_Task description_
Repeat every entry word for word, skipping the pictures.

━━━━━━━━━━━━━━━━━━━━

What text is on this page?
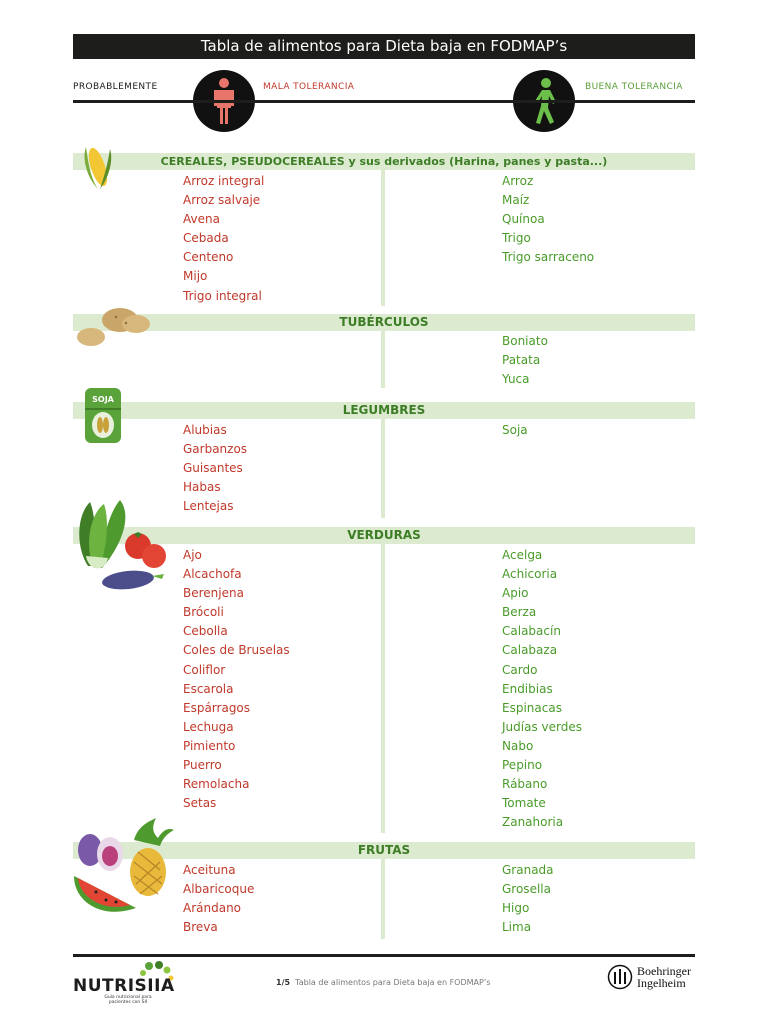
Tabla de alimentos para Dieta baja en FODMAP’s
PROBABLEMENTE	MALA TOLERANCIA	BUENA TOLERANCIA
CEREALES, PSEUDOCEREALES y sus derivados (Harina, panes y pasta...)
Arroz integral
Arroz salvaje
Avena
Cebada
Centeno
Mijo
Trigo integral
Arroz
Maíz
Quínoa
Trigo
Trigo sarraceno
TUBÉRCULOS
Boniato
Patata
Yuca
LEGUMBRES
Alubias
Garbanzos
Guisantes
Habas
Lentejas
Soja
SOJA
VERDURAS
Ajo
Alcachofa
Berenjena
Brócoli
Cebolla
Coles de Bruselas
Coliflor
Escarola
Espárragos
Lechuga
Pimiento
Puerro
Remolacha
Setas
Acelga
Achicoria
Apio
Berza
Calabacín
Calabaza
Cardo
Endibias
Espinacas
Judías verdes
Nabo
Pepino
Rábano
Tomate
Zanahoria
FRUTAS
Aceituna
Albaricoque
Arándano
Breva
Granada
Grosella
Higo
Lima
NUTRISIIA
Guía nutricional para pacientes con SII
1/5 Tabla de alimentos para Dieta baja en FODMAP’s
Boehringer
Ingelheim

━━━━━━━━━━━━━━━━━━━━

_Worked answer_
What text is on this page?
Tabla de alimentos para Dieta baja en FODMAP’s
PROBABLEMENTE	MALA TOLERANCIA	BUENA TOLERANCIA
CEREALES, PSEUDOCEREALES y sus derivados (Harina, panes y pasta...)
Arroz integral
Arroz salvaje
Avena
Cebada
Centeno
Mijo
Trigo integral
Arroz
Maíz
Quínoa
Trigo
Trigo sarraceno
TUBÉRCULOS
Boniato
Patata
Yuca
LEGUMBRES
Alubias
Garbanzos
Guisantes
Habas
Lentejas
Soja
SOJA
VERDURAS
Ajo
Alcachofa
Berenjena
Brócoli
Cebolla
Coles de Bruselas
Coliflor
Escarola
Espárragos
Lechuga
Pimiento
Puerro
Remolacha
Setas
Acelga
Achicoria
Apio
Berza
Calabacín
Calabaza
Cardo
Endibias
Espinacas
Judías verdes
Nabo
Pepino
Rábano
Tomate
Zanahoria
FRUTAS
Aceituna
Albaricoque
Arándano
Breva
Granada
Grosella
Higo
Lima
NUTRISIIA
Guía nutricional para pacientes con SII
1/5 Tabla de alimentos para Dieta baja en FODMAP’s
Boehringer
Ingelheim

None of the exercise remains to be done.